# start of DATA FOR PROCESSING
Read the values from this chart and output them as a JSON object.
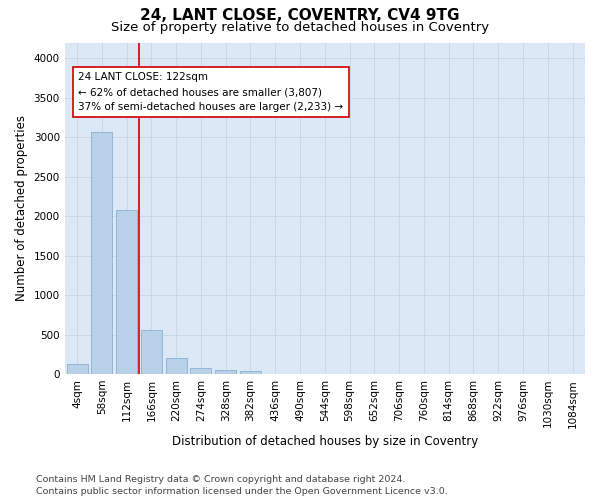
{
  "title": "24, LANT CLOSE, COVENTRY, CV4 9TG",
  "subtitle": "Size of property relative to detached houses in Coventry",
  "xlabel": "Distribution of detached houses by size in Coventry",
  "ylabel": "Number of detached properties",
  "footer_line1": "Contains HM Land Registry data © Crown copyright and database right 2024.",
  "footer_line2": "Contains public sector information licensed under the Open Government Licence v3.0.",
  "categories": [
    "4sqm",
    "58sqm",
    "112sqm",
    "166sqm",
    "220sqm",
    "274sqm",
    "328sqm",
    "382sqm",
    "436sqm",
    "490sqm",
    "544sqm",
    "598sqm",
    "652sqm",
    "706sqm",
    "760sqm",
    "814sqm",
    "868sqm",
    "922sqm",
    "976sqm",
    "1030sqm",
    "1084sqm"
  ],
  "values": [
    130,
    3060,
    2080,
    560,
    200,
    80,
    55,
    40,
    0,
    0,
    0,
    0,
    0,
    0,
    0,
    0,
    0,
    0,
    0,
    0,
    0
  ],
  "bar_color": "#b8d0e8",
  "bar_edge_color": "#8ab0d0",
  "vline_color": "#cc0000",
  "annotation_line1": "24 LANT CLOSE: 122sqm",
  "annotation_line2": "← 62% of detached houses are smaller (3,807)",
  "annotation_line3": "37% of semi-detached houses are larger (2,233) →",
  "annotation_box_facecolor": "#ffffff",
  "annotation_box_edgecolor": "#cc0000",
  "ylim": [
    0,
    4200
  ],
  "yticks": [
    0,
    500,
    1000,
    1500,
    2000,
    2500,
    3000,
    3500,
    4000
  ],
  "grid_color": "#c8d8eb",
  "bg_color": "#dce8f5",
  "fig_bg_color": "#ffffff",
  "title_fontsize": 11,
  "subtitle_fontsize": 9.5,
  "axis_label_fontsize": 8.5,
  "tick_fontsize": 7.5,
  "annotation_fontsize": 7.5,
  "footer_fontsize": 6.8
}
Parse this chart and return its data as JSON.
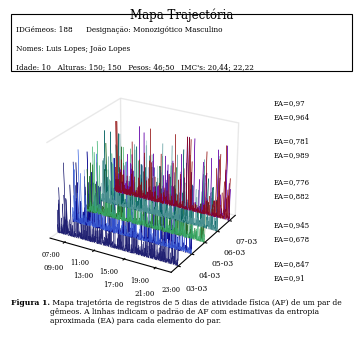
{
  "title": "Mapa Trajectória",
  "info_lines": [
    "IDGémeos: 188      Designação: Monozigótico Masculino",
    "Nomes: Luis Lopes; João Lopes",
    "Idade: 10   Alturas: 150; 150   Pesos: 46;50   IMC's: 20,44; 22,22"
  ],
  "day_labels": [
    "03-03",
    "04-03",
    "05-03",
    "06-03",
    "07-03"
  ],
  "time_ticks_odd": [
    "09:00",
    "13:00",
    "17:00",
    "21:00"
  ],
  "time_ticks_even": [
    "07:00",
    "11:00",
    "15:00",
    "19:00",
    "23:00"
  ],
  "ea_labels_top": [
    "EA=0,847",
    "EA=0,945",
    "EA=0,776",
    "EA=0,781",
    "EA=0,97"
  ],
  "ea_labels_bot": [
    "EA=0,91",
    "EA=0,678",
    "EA=0,882",
    "EA=0,989",
    "EA=0,964"
  ],
  "colors": [
    [
      "#6a0dad",
      "#8b0000"
    ],
    [
      "#006666",
      "#006666"
    ],
    [
      "#1a6b1a",
      "#2e8b57"
    ],
    [
      "#00004d",
      "#00004d"
    ],
    [
      "#00004d",
      "#00004d"
    ]
  ],
  "caption_bold": "Figura 1.",
  "caption_rest": " Mapa trajetória de registros de 5 dias de atividade física (AF) de um par de gêmeos. A linhas indicam o padrão de AF com estimativas da entropia aproximada (EA) para cada elemento do par.",
  "bg_color": "#ffffff",
  "seed": 42
}
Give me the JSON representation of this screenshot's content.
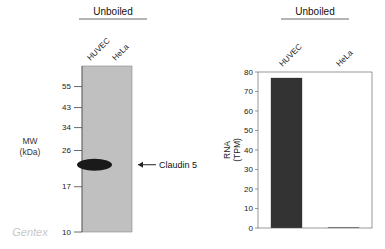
{
  "chart_data": [
    {
      "type": "western_blot",
      "title": "Unboiled",
      "categories": [
        "HUVEC",
        "HeLa"
      ],
      "y_label": "MW\n(kDa)",
      "log": "y",
      "ylim": [
        10,
        70
      ],
      "yticks": [
        55,
        43,
        34,
        26,
        17,
        10
      ],
      "values": [
        22,
        null
      ],
      "color": "#1a1a1a",
      "annotations": [
        "Claudin 5",
        "Gentex"
      ]
    },
    {
      "type": "bar",
      "title": "Unboiled",
      "categories": [
        "HUVEC",
        "HeLa"
      ],
      "y_label": "RNA\n(TPM)",
      "values": [
        77,
        0.3
      ],
      "color": "#333333",
      "ylim": [
        0,
        80
      ],
      "yticks": [
        0,
        10,
        20,
        30,
        40,
        50,
        60,
        70,
        80
      ]
    }
  ]
}
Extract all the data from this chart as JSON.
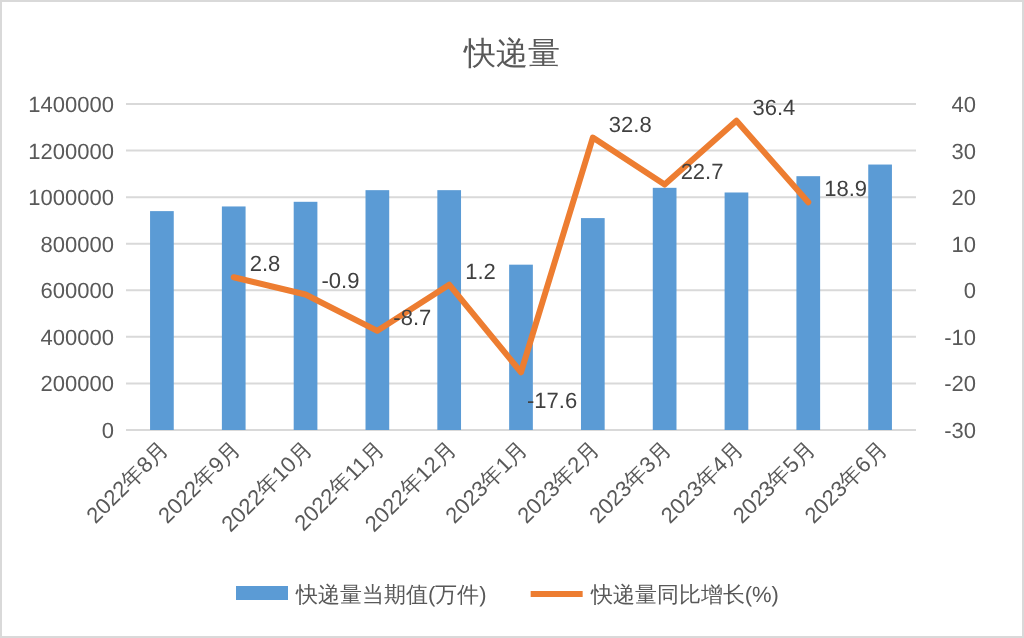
{
  "chart_data": {
    "type": "bar",
    "title": "快递量",
    "categories": [
      "2022年8月",
      "2022年9月",
      "2022年10月",
      "2022年11月",
      "2022年12月",
      "2023年1月",
      "2023年2月",
      "2023年3月",
      "2023年4月",
      "2023年5月",
      "2023年6月"
    ],
    "series": [
      {
        "name": "快递量当期值(万件)",
        "color": "#5b9bd5",
        "values": [
          940000,
          960000,
          980000,
          1030000,
          1030000,
          710000,
          910000,
          1040000,
          1020000,
          1090000,
          1140000
        ]
      },
      {
        "name": "快递量同比增长(%)",
        "color": "#ed7d31",
        "type": "line",
        "axis": "y2",
        "data_labels": true,
        "values": [
          null,
          2.8,
          -0.9,
          -8.7,
          1.2,
          -17.6,
          32.8,
          22.7,
          36.4,
          18.9,
          null
        ]
      }
    ],
    "ylim": [
      0,
      1400000
    ],
    "yticks": [
      0,
      200000,
      400000,
      600000,
      800000,
      1000000,
      1200000,
      1400000
    ],
    "y2lim": [
      -30,
      40
    ],
    "y2ticks": [
      -30,
      -20,
      -10,
      0,
      10,
      20,
      30,
      40
    ],
    "grid": "y",
    "legend": "bottom"
  }
}
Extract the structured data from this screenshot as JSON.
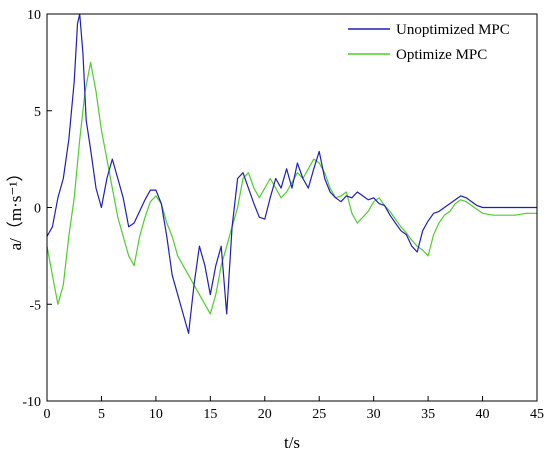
{
  "chart_data": {
    "type": "line",
    "xlabel": "t/s",
    "ylabel": "a/（m·s⁻¹）",
    "xlim": [
      0,
      45
    ],
    "ylim": [
      -10,
      10
    ],
    "xticks": [
      0,
      5,
      10,
      15,
      20,
      25,
      30,
      35,
      40,
      45
    ],
    "yticks": [
      -10,
      -5,
      0,
      5,
      10
    ],
    "grid": false,
    "legend_position": "top-right",
    "series": [
      {
        "name": "Unoptimized MPC",
        "color": "#1f1fb4",
        "x": [
          0,
          0.5,
          1.0,
          1.5,
          2.0,
          2.5,
          2.8,
          3.0,
          3.3,
          3.6,
          4.0,
          4.5,
          5.0,
          5.5,
          6.0,
          6.5,
          7.0,
          7.5,
          8.0,
          8.5,
          9.0,
          9.5,
          10.0,
          10.5,
          11.0,
          11.5,
          12.0,
          12.5,
          13.0,
          13.5,
          14.0,
          14.5,
          15.0,
          15.5,
          16.0,
          16.5,
          17.0,
          17.5,
          18.0,
          18.5,
          19.0,
          19.5,
          20.0,
          20.5,
          21.0,
          21.5,
          22.0,
          22.5,
          23.0,
          23.5,
          24.0,
          24.5,
          25.0,
          25.5,
          26.0,
          26.5,
          27.0,
          27.5,
          28.0,
          28.5,
          29.0,
          29.5,
          30.0,
          30.5,
          31.0,
          31.5,
          32.0,
          32.5,
          33.0,
          33.5,
          34.0,
          34.5,
          35.0,
          35.5,
          36.0,
          36.5,
          37.0,
          37.5,
          38.0,
          38.5,
          39.0,
          39.5,
          40.0,
          41.0,
          42.0,
          43.0,
          44.0,
          45.0
        ],
        "y": [
          -1.5,
          -1.0,
          0.5,
          1.5,
          3.5,
          6.5,
          9.5,
          10.0,
          8.0,
          4.5,
          3.0,
          1.0,
          0.0,
          1.5,
          2.5,
          1.5,
          0.5,
          -1.0,
          -0.8,
          -0.2,
          0.4,
          0.9,
          0.9,
          0.2,
          -1.5,
          -3.5,
          -4.5,
          -5.5,
          -6.5,
          -4.0,
          -2.0,
          -3.0,
          -4.5,
          -3.0,
          -2.0,
          -5.5,
          -1.0,
          1.5,
          1.8,
          1.0,
          0.2,
          -0.5,
          -0.6,
          0.5,
          1.5,
          1.0,
          2.0,
          1.0,
          2.3,
          1.5,
          1.0,
          2.0,
          2.9,
          1.5,
          0.8,
          0.5,
          0.3,
          0.6,
          0.5,
          0.8,
          0.6,
          0.4,
          0.5,
          0.2,
          0.1,
          -0.4,
          -0.8,
          -1.2,
          -1.4,
          -2.0,
          -2.3,
          -1.2,
          -0.7,
          -0.3,
          -0.2,
          0.0,
          0.2,
          0.4,
          0.6,
          0.5,
          0.3,
          0.1,
          0.0,
          0.0,
          0.0,
          0.0,
          0.0,
          0.0
        ]
      },
      {
        "name": "Optimize MPC",
        "color": "#4ccf2a",
        "x": [
          0,
          0.5,
          1.0,
          1.5,
          2.0,
          2.5,
          3.0,
          3.5,
          4.0,
          4.5,
          5.0,
          5.5,
          6.0,
          6.5,
          7.0,
          7.5,
          8.0,
          8.5,
          9.0,
          9.5,
          10.0,
          10.5,
          11.0,
          11.5,
          12.0,
          12.5,
          13.0,
          13.5,
          14.0,
          14.5,
          15.0,
          15.5,
          16.0,
          16.5,
          17.0,
          17.5,
          18.0,
          18.5,
          19.0,
          19.5,
          20.0,
          20.5,
          21.0,
          21.5,
          22.0,
          22.5,
          23.0,
          23.5,
          24.0,
          24.5,
          25.0,
          25.5,
          26.0,
          26.5,
          27.0,
          27.5,
          28.0,
          28.5,
          29.0,
          29.5,
          30.0,
          30.5,
          31.0,
          31.5,
          32.0,
          32.5,
          33.0,
          33.5,
          34.0,
          34.5,
          35.0,
          35.5,
          36.0,
          36.5,
          37.0,
          37.5,
          38.0,
          38.5,
          39.0,
          39.5,
          40.0,
          41.0,
          42.0,
          43.0,
          44.0,
          45.0
        ],
        "y": [
          -2.0,
          -3.5,
          -5.0,
          -4.0,
          -1.5,
          0.5,
          3.5,
          6.0,
          7.5,
          6.0,
          4.0,
          2.5,
          1.0,
          -0.5,
          -1.5,
          -2.5,
          -3.0,
          -1.5,
          -0.5,
          0.3,
          0.6,
          0.2,
          -0.8,
          -1.5,
          -2.5,
          -3.0,
          -3.5,
          -4.0,
          -4.5,
          -5.0,
          -5.5,
          -4.5,
          -3.0,
          -2.0,
          -1.0,
          0.0,
          1.5,
          1.8,
          1.0,
          0.5,
          1.0,
          1.5,
          1.0,
          0.5,
          0.8,
          1.3,
          1.8,
          1.5,
          2.0,
          2.5,
          2.3,
          1.8,
          1.0,
          0.5,
          0.6,
          0.8,
          -0.3,
          -0.8,
          -0.5,
          -0.2,
          0.3,
          0.5,
          0.1,
          -0.2,
          -0.6,
          -1.0,
          -1.3,
          -1.7,
          -2.0,
          -2.2,
          -2.5,
          -1.4,
          -0.8,
          -0.4,
          -0.2,
          0.2,
          0.4,
          0.3,
          0.1,
          -0.1,
          -0.3,
          -0.4,
          -0.4,
          -0.4,
          -0.3,
          -0.3
        ]
      }
    ]
  }
}
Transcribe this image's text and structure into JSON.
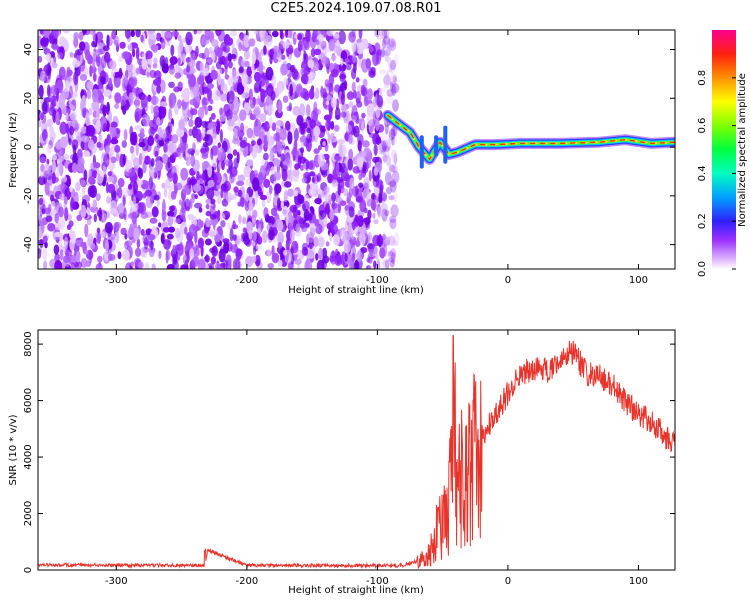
# end of DATA FOR PROCESSING
» WHAT IS EXPECTED
In the entries above, count every line containing the word "houses". Write only the total.

» ANSWER BELOW
4